• _What you should do_
Look through the records below and give the number of lines holding the string "acuerdos", nothing more.

• _Materials provided_
****************************************
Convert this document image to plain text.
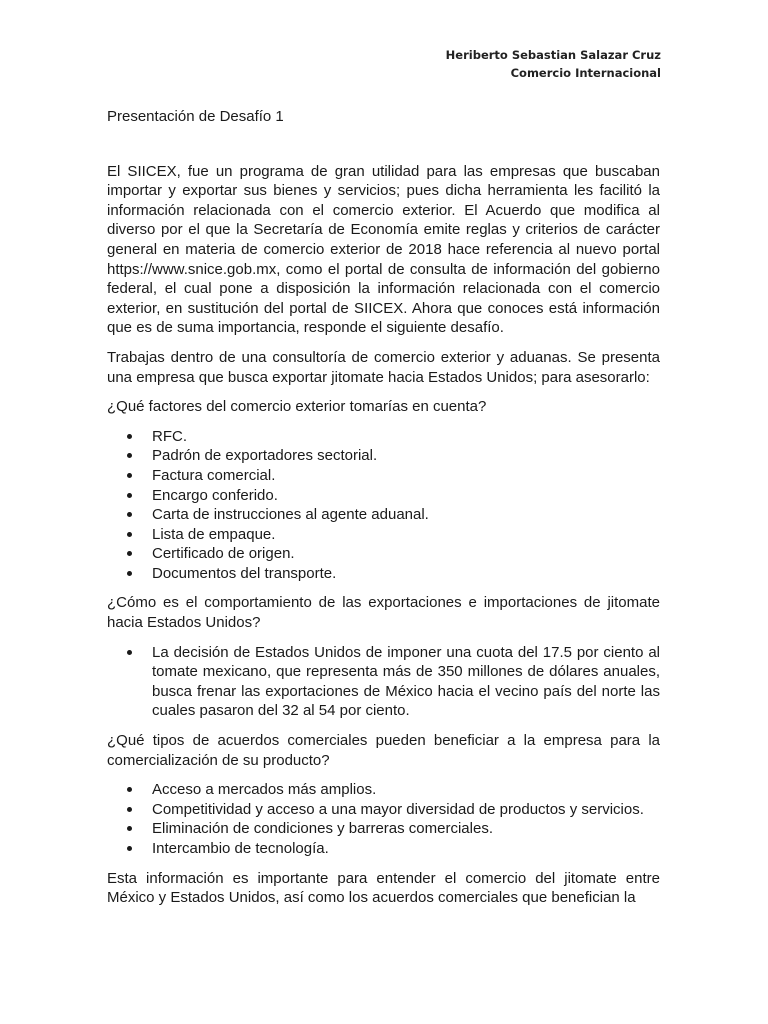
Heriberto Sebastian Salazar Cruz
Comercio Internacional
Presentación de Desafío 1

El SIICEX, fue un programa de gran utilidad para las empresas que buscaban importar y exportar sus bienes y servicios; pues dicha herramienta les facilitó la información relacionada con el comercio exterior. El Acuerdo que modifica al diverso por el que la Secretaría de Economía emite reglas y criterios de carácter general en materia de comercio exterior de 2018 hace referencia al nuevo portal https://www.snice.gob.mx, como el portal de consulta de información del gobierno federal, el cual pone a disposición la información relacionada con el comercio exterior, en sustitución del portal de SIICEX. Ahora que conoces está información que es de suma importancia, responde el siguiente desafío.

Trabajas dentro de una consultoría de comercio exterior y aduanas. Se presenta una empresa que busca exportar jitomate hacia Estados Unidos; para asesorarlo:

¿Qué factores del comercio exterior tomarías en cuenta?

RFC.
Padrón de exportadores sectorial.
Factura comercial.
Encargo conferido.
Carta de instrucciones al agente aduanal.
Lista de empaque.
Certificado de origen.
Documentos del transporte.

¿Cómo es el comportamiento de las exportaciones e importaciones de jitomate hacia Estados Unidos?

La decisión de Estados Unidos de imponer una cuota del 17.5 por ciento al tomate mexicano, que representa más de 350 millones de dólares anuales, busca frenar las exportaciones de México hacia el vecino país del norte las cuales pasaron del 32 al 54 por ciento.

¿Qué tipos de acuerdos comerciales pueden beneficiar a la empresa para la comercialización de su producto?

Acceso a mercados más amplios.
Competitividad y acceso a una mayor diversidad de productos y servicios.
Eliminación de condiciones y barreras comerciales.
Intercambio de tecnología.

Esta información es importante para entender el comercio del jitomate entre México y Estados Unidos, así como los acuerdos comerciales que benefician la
****************************************
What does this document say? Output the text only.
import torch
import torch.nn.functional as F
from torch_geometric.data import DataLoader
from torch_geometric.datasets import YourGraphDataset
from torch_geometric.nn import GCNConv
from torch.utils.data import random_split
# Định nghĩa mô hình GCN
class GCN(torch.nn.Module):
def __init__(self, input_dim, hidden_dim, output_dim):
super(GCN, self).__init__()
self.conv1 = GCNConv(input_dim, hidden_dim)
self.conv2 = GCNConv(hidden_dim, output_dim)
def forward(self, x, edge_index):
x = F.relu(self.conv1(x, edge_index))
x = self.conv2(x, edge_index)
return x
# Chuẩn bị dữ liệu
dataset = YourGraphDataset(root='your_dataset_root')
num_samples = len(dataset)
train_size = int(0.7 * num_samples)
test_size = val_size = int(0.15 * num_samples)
****************************************
• _Response_
2